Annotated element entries
——
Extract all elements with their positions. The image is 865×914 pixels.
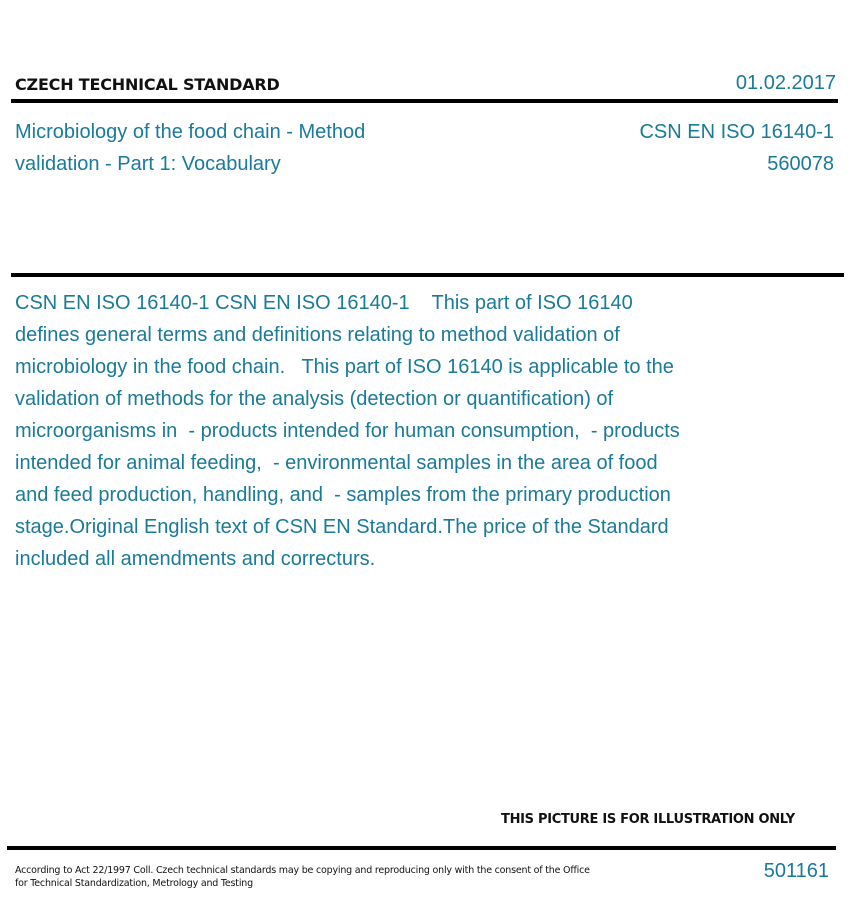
document-title: Microbiology of the food chain - Method validation - Part 1: Vocabulary (15, 121, 366, 175)
illustration-note: THIS PICTURE IS FOR ILLUSTRATION ONLY (501, 812, 795, 827)
header-title: CZECH TECHNICAL STANDARD (15, 75, 280, 94)
abstract-text: CSN EN ISO 16140-1 CSN EN ISO 16140-1 This part of ISO 16140 defines general terms and definitions relating to method validation of microbiology in the food chain. This part of ISO 16140 is applicable to the validation of methods for the analysis (detection or quantification) of microorganisms in - products intended for human consumption, - products intended for animal feeding, - environmental samples in the area of food and feed production, handling, and - samples from the primary production stage.Original English text of CSN EN Standard.The price of the Standard included all amendments and correcturs. (15, 292, 686, 570)
document-identifier (639, 116, 834, 180)
section-divider (11, 273, 844, 277)
footer-divider (7, 846, 836, 850)
catalog-number: 501161 (763, 860, 829, 882)
standard-number: CSN EN ISO 16140-1 (639, 121, 834, 143)
header-divider (11, 99, 838, 103)
class-code: 560078 (767, 153, 834, 175)
legal-notice: According to Act 22/1997 Coll. Czech technical standards may be copying and reproducing only with the consent of the Office for Technical Standardization, Metrology and Testing (15, 865, 590, 889)
publication-date: 01.02.2017 (735, 72, 836, 94)
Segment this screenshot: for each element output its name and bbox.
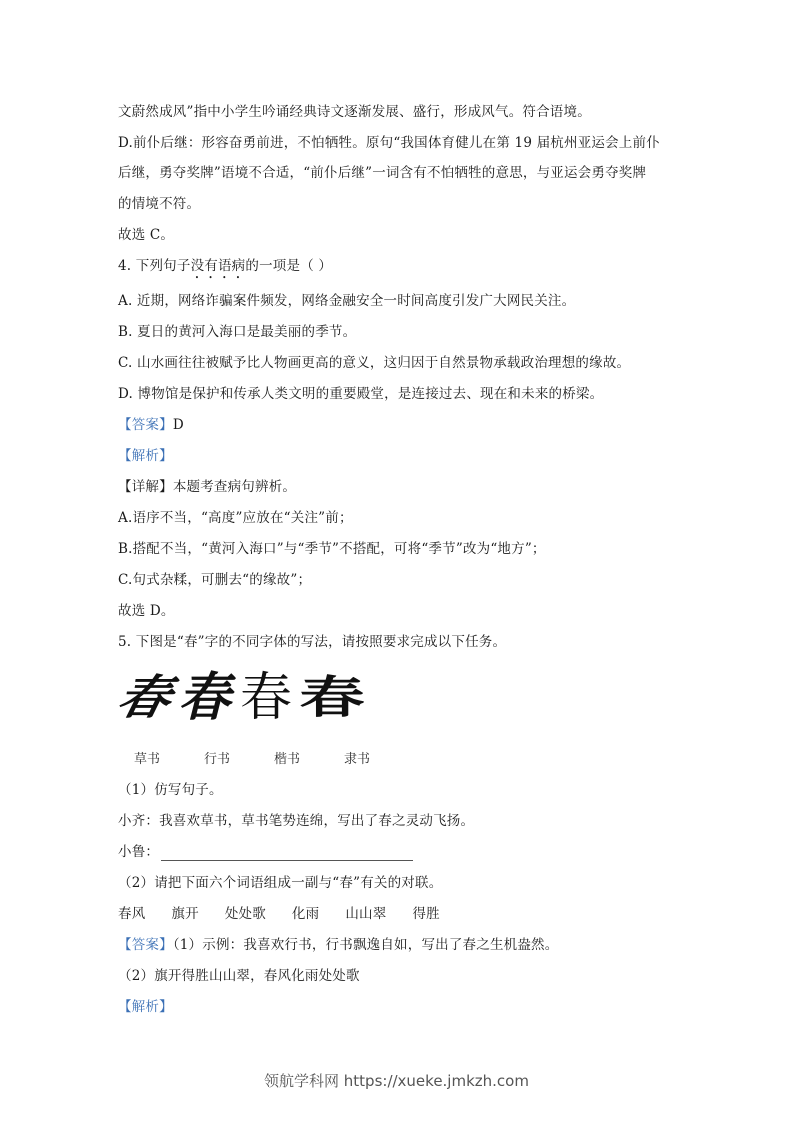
calligraphy-kai: 春	[240, 668, 293, 728]
q4-option-b: B. 夏日的黄河入海口是最美丽的季节。	[118, 324, 357, 340]
detail-line: 故选 D。	[118, 603, 175, 619]
sub2-title: （2）请把下面六个词语组成一副与“春”有关的对联。	[118, 875, 443, 891]
calligraphy-li: 春	[299, 671, 365, 724]
q4-prefix: 4. 下列句子	[118, 258, 191, 274]
caption-li: 隶书	[344, 752, 371, 767]
analysis-label: 【解析】	[118, 999, 173, 1015]
answer-label: 【答案】	[118, 417, 173, 433]
sub1-title: （1）仿写句子。	[118, 782, 223, 798]
sub1-example: 小齐：我喜欢草书，草书笔势连绵，写出了春之灵动飞扬。	[118, 813, 475, 829]
detail-line: B.搭配不当，“黄河入海口”与“季节”不搭配，可将“季节”改为“地方”；	[118, 541, 546, 557]
answer-text: （1）示例：我喜欢行书，行书飘逸自如，写出了春之生机盎然。	[172, 937, 559, 953]
question-4-stem	[118, 257, 332, 282]
q4-detail	[118, 478, 296, 496]
word-item: 化雨	[291, 906, 320, 922]
calligraphy-cao: 春	[112, 670, 176, 725]
answer-value: D	[172, 417, 184, 433]
q4-emphasis: 没有语病	[190, 258, 246, 274]
word-item: 处处歌	[224, 906, 266, 922]
fill-in-blank-line	[161, 846, 413, 861]
word-list	[118, 905, 466, 923]
word-item: 旗开	[171, 906, 199, 922]
blank-label: 小鲁：	[118, 844, 160, 860]
calligraphy-xing: 春	[178, 667, 231, 728]
calligraphy-image	[112, 667, 388, 730]
text-line: 文蔚然成风”指中小学生吟诵经典诗文逐渐发展、盛行，形成风气。符合语境。	[118, 104, 591, 120]
detail-label: 【详解】	[118, 479, 173, 495]
caption-kai: 楷书	[274, 752, 301, 767]
sub1-blank	[118, 843, 413, 861]
q5-answer-1	[118, 936, 558, 954]
q5-answer-2: （2）旗开得胜山山翠，春风化雨处处歌	[118, 968, 360, 984]
text-line: 后继，勇夺奖牌”语境不合适，“前仆后继”一词含有不怕牺牲的意思，与亚运会勇夺奖牌	[118, 165, 647, 181]
q4-option-d: D. 博物馆是保护和传承人类文明的重要殿堂，是连接过去、现在和未来的桥梁。	[118, 386, 604, 402]
q4-answer	[118, 416, 184, 434]
question-5-stem: 5. 下图是“春”字的不同字体的写法，请按照要求完成以下任务。	[118, 634, 507, 650]
text-line: D.前仆后继：形容奋勇前进，不怕牺牲。原句“我国体育健儿在第 19 届杭州亚运会上前仆	[118, 135, 660, 151]
detail-line: C.句式杂糅，可删去“的缘故”；	[118, 572, 312, 588]
footer-watermark: 领航学科网 https://xueke.jmkzh.com	[264, 1072, 529, 1090]
q4-option-c: C. 山水画往往被赋予比人物画更高的意义，这归因于自然景物承载政治理想的缘故。	[118, 355, 631, 371]
answer-label: 【答案】	[118, 937, 173, 953]
text-line: 故选 C。	[118, 227, 175, 243]
caption-xing: 行书	[204, 752, 231, 767]
word-item: 得胜	[412, 906, 440, 922]
analysis-label: 【解析】	[118, 448, 173, 464]
q4-option-a: A. 近期，网络诈骗案件频发，网络金融安全一时间高度引发广大网民关注。	[118, 293, 576, 309]
caption-cao: 草书	[134, 752, 161, 767]
text-line: 的情境不符。	[118, 196, 201, 212]
detail-text: 本题考查病句辨析。	[172, 479, 297, 495]
q4-suffix: 的一项是（ ）	[245, 258, 333, 274]
word-item: 春风	[118, 906, 146, 922]
word-item: 山山翠	[345, 906, 387, 922]
detail-line: A.语序不当，“高度”应放在“关注”前；	[118, 510, 353, 526]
——
**WHAT YOU NEED TO DO**
Reproduce all of the data above with "text-row" substituted for every occurrence of "text-line", keeping everything else the same and leaving out the pictures.

**THE REPLY**
Extract all elements with their positions. The image is 865×914 pixels.
document-title: Microbiology of the food chain - Method validation - Part 1: Vocabulary (15, 121, 366, 175)
illustration-note: THIS PICTURE IS FOR ILLUSTRATION ONLY (501, 812, 795, 827)
header-title: CZECH TECHNICAL STANDARD (15, 75, 280, 94)
abstract-text: CSN EN ISO 16140-1 CSN EN ISO 16140-1 This part of ISO 16140 defines general terms and definitions relating to method validation of microbiology in the food chain. This part of ISO 16140 is applicable to the validation of methods for the analysis (detection or quantification) of microorganisms in - products intended for human consumption, - products intended for animal feeding, - environmental samples in the area of food and feed production, handling, and - samples from the primary production stage.Original English text of CSN EN Standard.The price of the Standard included all amendments and correcturs. (15, 292, 686, 570)
document-identifier (639, 116, 834, 180)
section-divider (11, 273, 844, 277)
footer-divider (7, 846, 836, 850)
catalog-number: 501161 (763, 860, 829, 882)
standard-number: CSN EN ISO 16140-1 (639, 121, 834, 143)
header-divider (11, 99, 838, 103)
class-code: 560078 (767, 153, 834, 175)
legal-notice: According to Act 22/1997 Coll. Czech technical standards may be copying and reproducing only with the consent of the Office for Technical Standardization, Metrology and Testing (15, 865, 590, 889)
publication-date: 01.02.2017 (735, 72, 836, 94)
Segment this screenshot: for each element output its name and bbox.
calligraphy-kai: 春	[240, 668, 293, 728]
q4-option-b: B. 夏日的黄河入海口是最美丽的季节。	[118, 324, 357, 340]
detail-line: 故选 D。	[118, 603, 175, 619]
sub2-title: （2）请把下面六个词语组成一副与“春”有关的对联。	[118, 875, 443, 891]
calligraphy-li: 春	[299, 671, 365, 724]
q4-prefix: 4. 下列句子	[118, 258, 191, 274]
caption-li: 隶书	[344, 752, 371, 767]
analysis-label: 【解析】	[118, 999, 173, 1015]
answer-label: 【答案】	[118, 417, 173, 433]
sub1-title: （1）仿写句子。	[118, 782, 223, 798]
sub1-example: 小齐：我喜欢草书，草书笔势连绵，写出了春之灵动飞扬。	[118, 813, 475, 829]
detail-line: B.搭配不当，“黄河入海口”与“季节”不搭配，可将“季节”改为“地方”；	[118, 541, 546, 557]
answer-text: （1）示例：我喜欢行书，行书飘逸自如，写出了春之生机盎然。	[172, 937, 559, 953]
question-4-stem	[118, 257, 332, 282]
q4-detail	[118, 478, 296, 496]
word-item: 化雨	[291, 906, 320, 922]
calligraphy-cao: 春	[112, 670, 176, 725]
answer-value: D	[172, 417, 184, 433]
q4-emphasis: 没有语病	[190, 258, 246, 274]
word-item: 处处歌	[224, 906, 266, 922]
fill-in-blank-line	[161, 846, 413, 861]
word-list	[118, 905, 466, 923]
word-item: 旗开	[171, 906, 199, 922]
blank-label: 小鲁：	[118, 844, 160, 860]
calligraphy-xing: 春	[178, 667, 231, 728]
calligraphy-image	[112, 667, 388, 730]
text-row: 文蔚然成风”指中小学生吟诵经典诗文逐渐发展、盛行，形成风气。符合语境。	[118, 104, 591, 120]
detail-label: 【详解】	[118, 479, 173, 495]
caption-kai: 楷书	[274, 752, 301, 767]
sub1-blank	[118, 843, 413, 861]
q5-answer-1	[118, 936, 558, 954]
q5-answer-2: （2）旗开得胜山山翠，春风化雨处处歌	[118, 968, 360, 984]
text-row: 后继，勇夺奖牌”语境不合适，“前仆后继”一词含有不怕牺牲的意思，与亚运会勇夺奖牌	[118, 165, 647, 181]
q4-option-d: D. 博物馆是保护和传承人类文明的重要殿堂，是连接过去、现在和未来的桥梁。	[118, 386, 604, 402]
q4-answer	[118, 416, 184, 434]
question-5-stem: 5. 下图是“春”字的不同字体的写法，请按照要求完成以下任务。	[118, 634, 507, 650]
text-row: D.前仆后继：形容奋勇前进，不怕牺牲。原句“我国体育健儿在第 19 届杭州亚运会上前仆	[118, 135, 660, 151]
detail-line: C.句式杂糅，可删去“的缘故”；	[118, 572, 312, 588]
footer-watermark: 领航学科网 https://xueke.jmkzh.com	[264, 1072, 529, 1090]
q4-option-c: C. 山水画往往被赋予比人物画更高的意义，这归因于自然景物承载政治理想的缘故。	[118, 355, 631, 371]
answer-label: 【答案】	[118, 937, 173, 953]
text-row: 故选 C。	[118, 227, 175, 243]
caption-xing: 行书	[204, 752, 231, 767]
word-item: 得胜	[412, 906, 440, 922]
analysis-label: 【解析】	[118, 448, 173, 464]
q4-option-a: A. 近期，网络诈骗案件频发，网络金融安全一时间高度引发广大网民关注。	[118, 293, 576, 309]
caption-cao: 草书	[134, 752, 161, 767]
text-row: 的情境不符。	[118, 196, 201, 212]
detail-text: 本题考查病句辨析。	[172, 479, 297, 495]
q4-suffix: 的一项是（ ）	[245, 258, 333, 274]
word-item: 春风	[118, 906, 146, 922]
word-item: 山山翠	[345, 906, 387, 922]
detail-line: A.语序不当，“高度”应放在“关注”前；	[118, 510, 353, 526]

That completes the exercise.